Material for this exercise

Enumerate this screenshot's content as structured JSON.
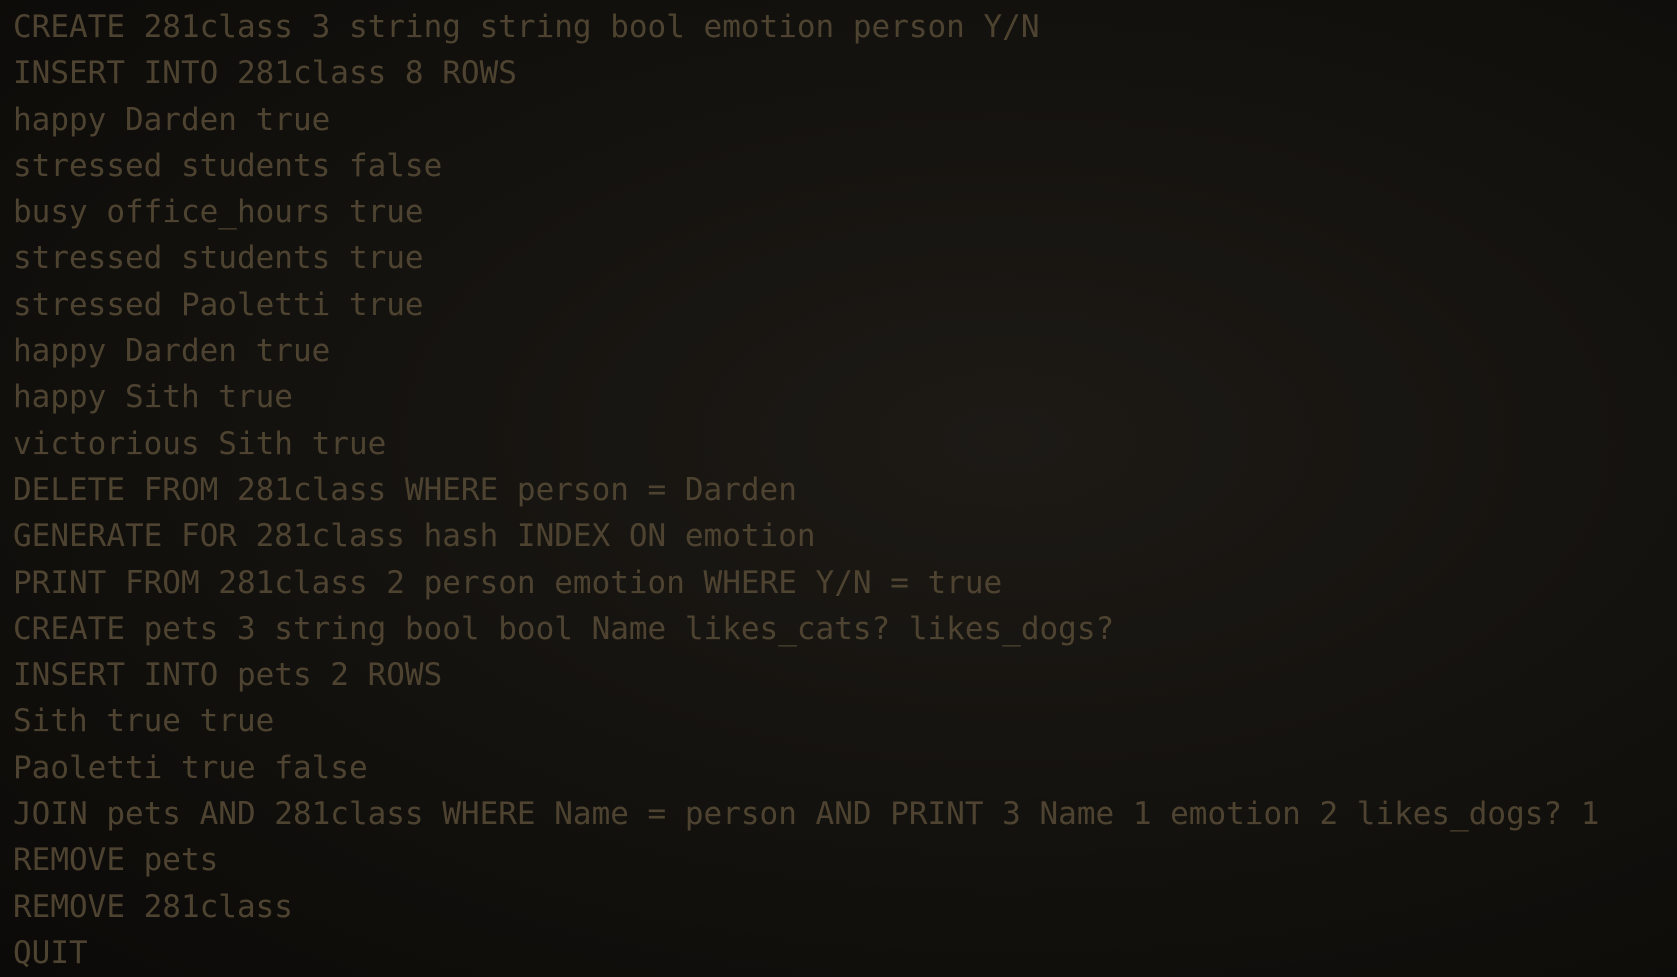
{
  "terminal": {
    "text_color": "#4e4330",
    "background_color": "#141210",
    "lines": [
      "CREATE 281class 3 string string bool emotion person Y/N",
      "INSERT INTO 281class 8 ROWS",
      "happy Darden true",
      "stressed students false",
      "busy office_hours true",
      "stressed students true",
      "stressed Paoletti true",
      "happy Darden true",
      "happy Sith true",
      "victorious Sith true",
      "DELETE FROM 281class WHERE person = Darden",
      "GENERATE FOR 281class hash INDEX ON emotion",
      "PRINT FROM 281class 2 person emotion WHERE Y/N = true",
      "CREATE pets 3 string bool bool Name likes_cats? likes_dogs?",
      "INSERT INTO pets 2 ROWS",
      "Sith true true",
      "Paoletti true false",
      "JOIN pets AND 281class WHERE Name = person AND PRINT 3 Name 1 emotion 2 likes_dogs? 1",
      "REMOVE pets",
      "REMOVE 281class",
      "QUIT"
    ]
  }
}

* * *

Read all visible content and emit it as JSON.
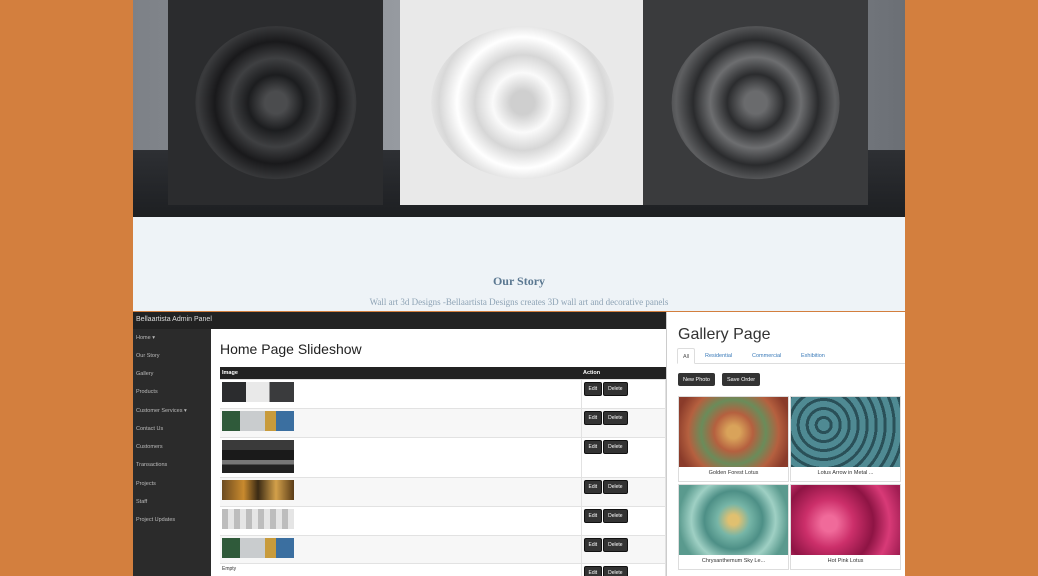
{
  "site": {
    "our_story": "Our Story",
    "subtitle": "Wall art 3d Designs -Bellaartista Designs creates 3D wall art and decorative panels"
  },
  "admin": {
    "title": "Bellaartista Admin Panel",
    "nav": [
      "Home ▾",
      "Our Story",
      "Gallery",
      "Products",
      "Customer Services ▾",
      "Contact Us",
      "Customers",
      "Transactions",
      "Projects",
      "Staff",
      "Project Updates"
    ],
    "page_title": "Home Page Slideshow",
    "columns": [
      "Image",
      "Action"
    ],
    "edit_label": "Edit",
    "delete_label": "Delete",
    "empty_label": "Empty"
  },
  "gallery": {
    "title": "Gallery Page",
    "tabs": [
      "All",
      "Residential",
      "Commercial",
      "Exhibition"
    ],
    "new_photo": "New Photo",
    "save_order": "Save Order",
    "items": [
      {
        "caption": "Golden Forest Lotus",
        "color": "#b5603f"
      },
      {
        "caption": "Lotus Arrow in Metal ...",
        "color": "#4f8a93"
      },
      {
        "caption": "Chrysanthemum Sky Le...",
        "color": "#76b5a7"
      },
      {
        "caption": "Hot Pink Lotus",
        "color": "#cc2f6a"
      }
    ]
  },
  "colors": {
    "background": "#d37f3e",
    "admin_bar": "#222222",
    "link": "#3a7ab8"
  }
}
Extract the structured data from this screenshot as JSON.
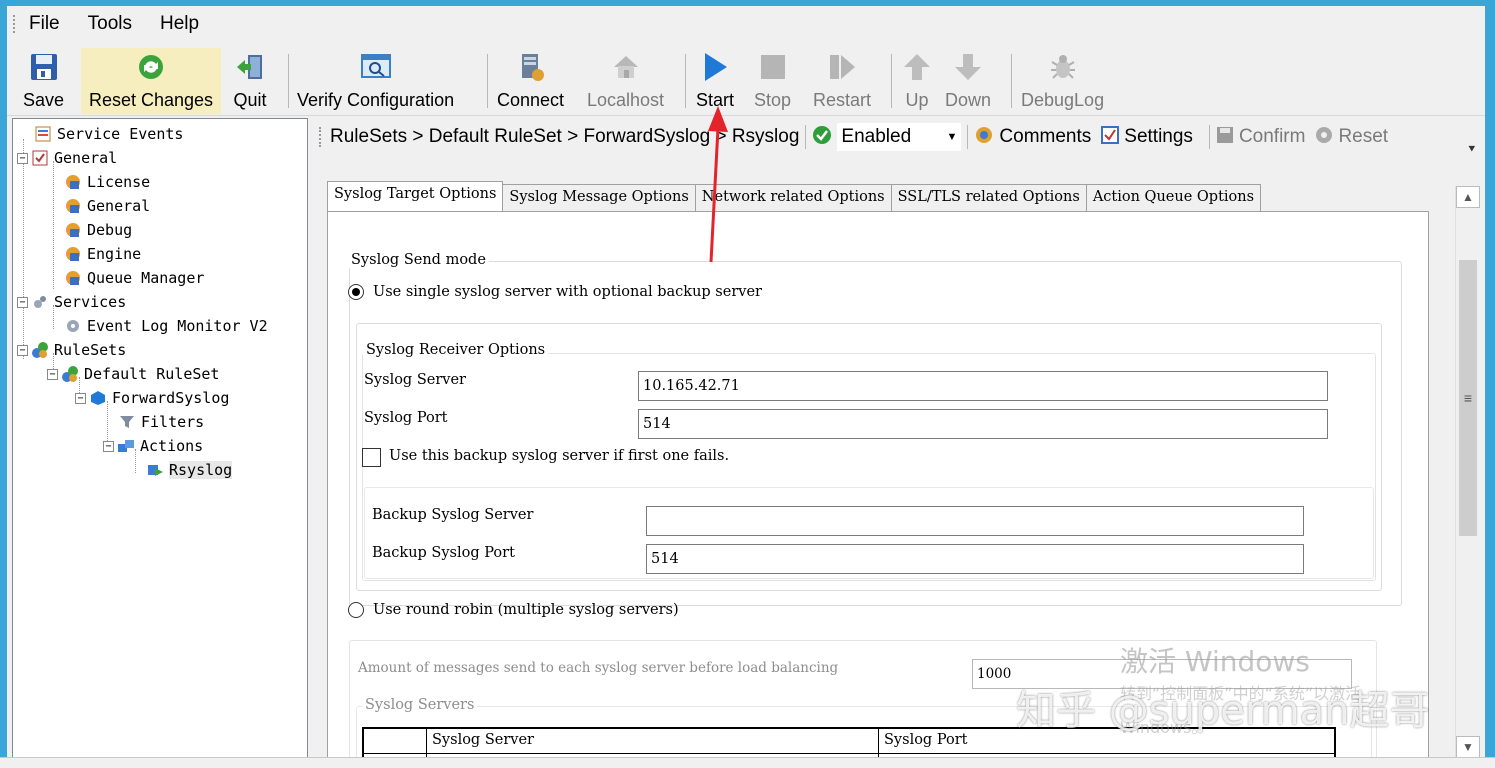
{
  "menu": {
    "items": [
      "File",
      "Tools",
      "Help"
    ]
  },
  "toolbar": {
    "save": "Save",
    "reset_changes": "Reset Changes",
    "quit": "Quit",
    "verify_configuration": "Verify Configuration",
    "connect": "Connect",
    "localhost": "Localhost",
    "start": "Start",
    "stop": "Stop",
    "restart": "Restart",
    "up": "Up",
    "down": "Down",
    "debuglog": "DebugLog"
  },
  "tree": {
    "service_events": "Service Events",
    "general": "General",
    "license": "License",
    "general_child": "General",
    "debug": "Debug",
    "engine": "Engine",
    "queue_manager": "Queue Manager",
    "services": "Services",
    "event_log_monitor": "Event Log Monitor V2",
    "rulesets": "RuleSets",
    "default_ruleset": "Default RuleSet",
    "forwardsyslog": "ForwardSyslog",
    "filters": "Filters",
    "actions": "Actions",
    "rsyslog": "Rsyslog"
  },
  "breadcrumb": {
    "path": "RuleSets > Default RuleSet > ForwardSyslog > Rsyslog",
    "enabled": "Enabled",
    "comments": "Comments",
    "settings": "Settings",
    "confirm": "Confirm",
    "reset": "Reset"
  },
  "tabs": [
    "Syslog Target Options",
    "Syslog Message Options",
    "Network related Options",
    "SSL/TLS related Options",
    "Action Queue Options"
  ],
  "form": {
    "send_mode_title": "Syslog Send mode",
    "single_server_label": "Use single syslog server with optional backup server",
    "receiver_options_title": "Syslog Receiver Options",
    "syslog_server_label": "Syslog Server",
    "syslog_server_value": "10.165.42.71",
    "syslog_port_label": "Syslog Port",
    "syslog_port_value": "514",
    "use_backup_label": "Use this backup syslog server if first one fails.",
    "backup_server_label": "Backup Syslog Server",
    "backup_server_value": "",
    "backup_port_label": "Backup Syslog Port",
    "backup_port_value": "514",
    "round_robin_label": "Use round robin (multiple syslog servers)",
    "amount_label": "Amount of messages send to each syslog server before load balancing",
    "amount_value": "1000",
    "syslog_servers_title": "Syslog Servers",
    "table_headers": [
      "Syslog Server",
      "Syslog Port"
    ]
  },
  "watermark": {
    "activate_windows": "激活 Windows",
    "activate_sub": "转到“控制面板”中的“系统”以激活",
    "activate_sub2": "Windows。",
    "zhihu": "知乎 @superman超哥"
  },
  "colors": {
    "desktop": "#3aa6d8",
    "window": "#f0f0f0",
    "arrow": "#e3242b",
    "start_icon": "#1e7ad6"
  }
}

---

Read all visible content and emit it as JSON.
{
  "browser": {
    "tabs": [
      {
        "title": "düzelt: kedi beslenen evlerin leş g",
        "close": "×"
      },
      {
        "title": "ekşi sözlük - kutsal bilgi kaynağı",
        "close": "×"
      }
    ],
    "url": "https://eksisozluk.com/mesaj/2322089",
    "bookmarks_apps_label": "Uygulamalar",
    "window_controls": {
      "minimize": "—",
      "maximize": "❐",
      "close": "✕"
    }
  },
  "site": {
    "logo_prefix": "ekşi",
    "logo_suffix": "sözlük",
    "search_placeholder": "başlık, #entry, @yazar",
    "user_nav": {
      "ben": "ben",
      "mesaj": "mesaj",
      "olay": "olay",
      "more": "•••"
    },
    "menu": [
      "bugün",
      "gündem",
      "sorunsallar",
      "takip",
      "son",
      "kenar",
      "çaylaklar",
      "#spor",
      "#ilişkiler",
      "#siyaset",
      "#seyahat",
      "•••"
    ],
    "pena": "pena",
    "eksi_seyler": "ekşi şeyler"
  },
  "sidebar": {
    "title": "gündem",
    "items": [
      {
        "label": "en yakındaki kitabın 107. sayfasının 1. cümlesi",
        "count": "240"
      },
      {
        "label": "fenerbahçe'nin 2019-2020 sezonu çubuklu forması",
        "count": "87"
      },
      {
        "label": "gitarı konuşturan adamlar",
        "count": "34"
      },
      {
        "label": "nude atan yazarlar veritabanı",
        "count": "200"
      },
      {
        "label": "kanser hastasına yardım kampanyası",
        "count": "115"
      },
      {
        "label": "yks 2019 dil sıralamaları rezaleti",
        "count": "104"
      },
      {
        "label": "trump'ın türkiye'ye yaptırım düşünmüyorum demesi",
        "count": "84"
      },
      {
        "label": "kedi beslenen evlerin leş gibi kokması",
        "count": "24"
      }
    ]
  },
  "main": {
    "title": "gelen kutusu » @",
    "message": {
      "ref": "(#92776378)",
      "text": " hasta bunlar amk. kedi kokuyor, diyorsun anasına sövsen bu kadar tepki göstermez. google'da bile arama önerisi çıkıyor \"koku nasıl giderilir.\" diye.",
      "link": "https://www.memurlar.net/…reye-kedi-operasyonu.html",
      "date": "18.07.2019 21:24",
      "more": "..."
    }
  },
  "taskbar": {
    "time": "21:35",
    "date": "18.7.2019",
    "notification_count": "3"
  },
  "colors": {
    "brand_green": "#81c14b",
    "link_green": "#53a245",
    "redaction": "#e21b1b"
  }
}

Exercise directions
In the entries above, find each line with the word "Home" and copy it.

Answer in full
      "Home ▾",
    "page_title": "Home Page Slideshow",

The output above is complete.